→ Problem description
Pull out every line below that contains the string "ytick", and copy each one unchanged.

→ Dataset entries
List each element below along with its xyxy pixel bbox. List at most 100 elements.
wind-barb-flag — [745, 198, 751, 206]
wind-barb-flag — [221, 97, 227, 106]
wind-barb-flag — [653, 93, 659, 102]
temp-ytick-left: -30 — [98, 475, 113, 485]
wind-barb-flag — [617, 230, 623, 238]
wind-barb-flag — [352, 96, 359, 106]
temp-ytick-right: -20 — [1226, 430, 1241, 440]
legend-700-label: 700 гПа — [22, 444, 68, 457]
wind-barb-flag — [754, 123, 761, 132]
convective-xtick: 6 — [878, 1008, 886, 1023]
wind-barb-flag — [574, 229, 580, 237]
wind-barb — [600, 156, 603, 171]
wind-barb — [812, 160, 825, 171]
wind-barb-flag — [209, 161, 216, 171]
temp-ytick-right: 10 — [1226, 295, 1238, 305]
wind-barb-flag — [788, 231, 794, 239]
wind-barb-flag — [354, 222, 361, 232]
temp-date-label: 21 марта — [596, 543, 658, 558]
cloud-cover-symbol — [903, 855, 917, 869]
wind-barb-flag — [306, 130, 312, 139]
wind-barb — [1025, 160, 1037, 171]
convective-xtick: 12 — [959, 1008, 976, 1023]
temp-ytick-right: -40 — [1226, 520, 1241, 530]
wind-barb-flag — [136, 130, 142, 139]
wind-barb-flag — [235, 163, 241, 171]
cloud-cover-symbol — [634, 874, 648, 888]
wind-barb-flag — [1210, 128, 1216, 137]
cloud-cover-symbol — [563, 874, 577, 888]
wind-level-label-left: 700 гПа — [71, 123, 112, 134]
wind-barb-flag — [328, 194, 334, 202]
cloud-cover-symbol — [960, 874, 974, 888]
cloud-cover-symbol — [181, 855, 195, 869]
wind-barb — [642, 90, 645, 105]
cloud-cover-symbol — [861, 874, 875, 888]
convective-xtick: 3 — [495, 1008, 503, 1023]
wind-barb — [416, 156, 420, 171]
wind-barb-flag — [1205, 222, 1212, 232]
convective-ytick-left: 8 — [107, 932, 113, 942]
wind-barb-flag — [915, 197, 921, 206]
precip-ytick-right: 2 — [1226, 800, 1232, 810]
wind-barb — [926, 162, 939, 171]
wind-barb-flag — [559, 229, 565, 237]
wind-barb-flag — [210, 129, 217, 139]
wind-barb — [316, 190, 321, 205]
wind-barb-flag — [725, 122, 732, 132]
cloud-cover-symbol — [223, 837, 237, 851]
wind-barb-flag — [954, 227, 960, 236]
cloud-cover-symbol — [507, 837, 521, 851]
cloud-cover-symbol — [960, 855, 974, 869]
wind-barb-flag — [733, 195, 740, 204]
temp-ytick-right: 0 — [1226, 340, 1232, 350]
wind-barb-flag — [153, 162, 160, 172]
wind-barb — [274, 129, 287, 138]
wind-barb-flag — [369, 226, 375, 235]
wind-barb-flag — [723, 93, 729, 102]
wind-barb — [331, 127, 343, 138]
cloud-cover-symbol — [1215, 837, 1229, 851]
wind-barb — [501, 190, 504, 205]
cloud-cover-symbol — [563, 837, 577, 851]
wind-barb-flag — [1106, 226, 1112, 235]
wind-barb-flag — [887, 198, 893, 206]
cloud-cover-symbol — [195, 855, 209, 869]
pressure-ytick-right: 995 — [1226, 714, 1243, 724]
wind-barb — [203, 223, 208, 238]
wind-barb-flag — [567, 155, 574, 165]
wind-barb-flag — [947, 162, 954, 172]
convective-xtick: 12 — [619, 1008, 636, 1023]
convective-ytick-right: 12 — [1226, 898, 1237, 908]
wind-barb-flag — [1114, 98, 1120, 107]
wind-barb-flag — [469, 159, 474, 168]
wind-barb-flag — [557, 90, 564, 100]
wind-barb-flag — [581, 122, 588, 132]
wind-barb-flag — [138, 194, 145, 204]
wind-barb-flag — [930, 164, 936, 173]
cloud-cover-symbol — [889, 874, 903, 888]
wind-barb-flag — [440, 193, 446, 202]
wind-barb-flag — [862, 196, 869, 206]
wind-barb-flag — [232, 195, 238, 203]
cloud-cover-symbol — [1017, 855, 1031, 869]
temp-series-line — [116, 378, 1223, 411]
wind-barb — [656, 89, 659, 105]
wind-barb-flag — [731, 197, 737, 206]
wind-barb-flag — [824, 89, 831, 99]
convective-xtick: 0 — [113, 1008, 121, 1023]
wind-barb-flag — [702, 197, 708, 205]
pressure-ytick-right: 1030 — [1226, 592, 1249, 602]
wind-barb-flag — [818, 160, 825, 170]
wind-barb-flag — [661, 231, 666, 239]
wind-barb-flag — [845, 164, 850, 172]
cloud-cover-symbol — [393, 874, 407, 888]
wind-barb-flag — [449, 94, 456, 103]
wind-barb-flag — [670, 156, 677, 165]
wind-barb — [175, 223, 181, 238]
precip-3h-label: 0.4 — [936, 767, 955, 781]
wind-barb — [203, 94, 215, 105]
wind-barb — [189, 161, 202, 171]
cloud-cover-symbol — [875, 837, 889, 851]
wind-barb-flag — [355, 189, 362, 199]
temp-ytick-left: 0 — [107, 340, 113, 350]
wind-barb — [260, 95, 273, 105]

→ Answer to the task
temp-ytick-left: -30 — [98, 475, 113, 485]
temp-ytick-right: -20 — [1226, 430, 1241, 440]
temp-ytick-right: 10 — [1226, 295, 1238, 305]
temp-ytick-right: -40 — [1226, 520, 1241, 530]
convective-ytick-left: 8 — [107, 932, 113, 942]
precip-ytick-right: 2 — [1226, 800, 1232, 810]
temp-ytick-right: 0 — [1226, 340, 1232, 350]
pressure-ytick-right: 995 — [1226, 714, 1243, 724]
convective-ytick-right: 12 — [1226, 898, 1237, 908]
pressure-ytick-right: 1030 — [1226, 592, 1249, 602]
temp-ytick-left: 0 — [107, 340, 113, 350]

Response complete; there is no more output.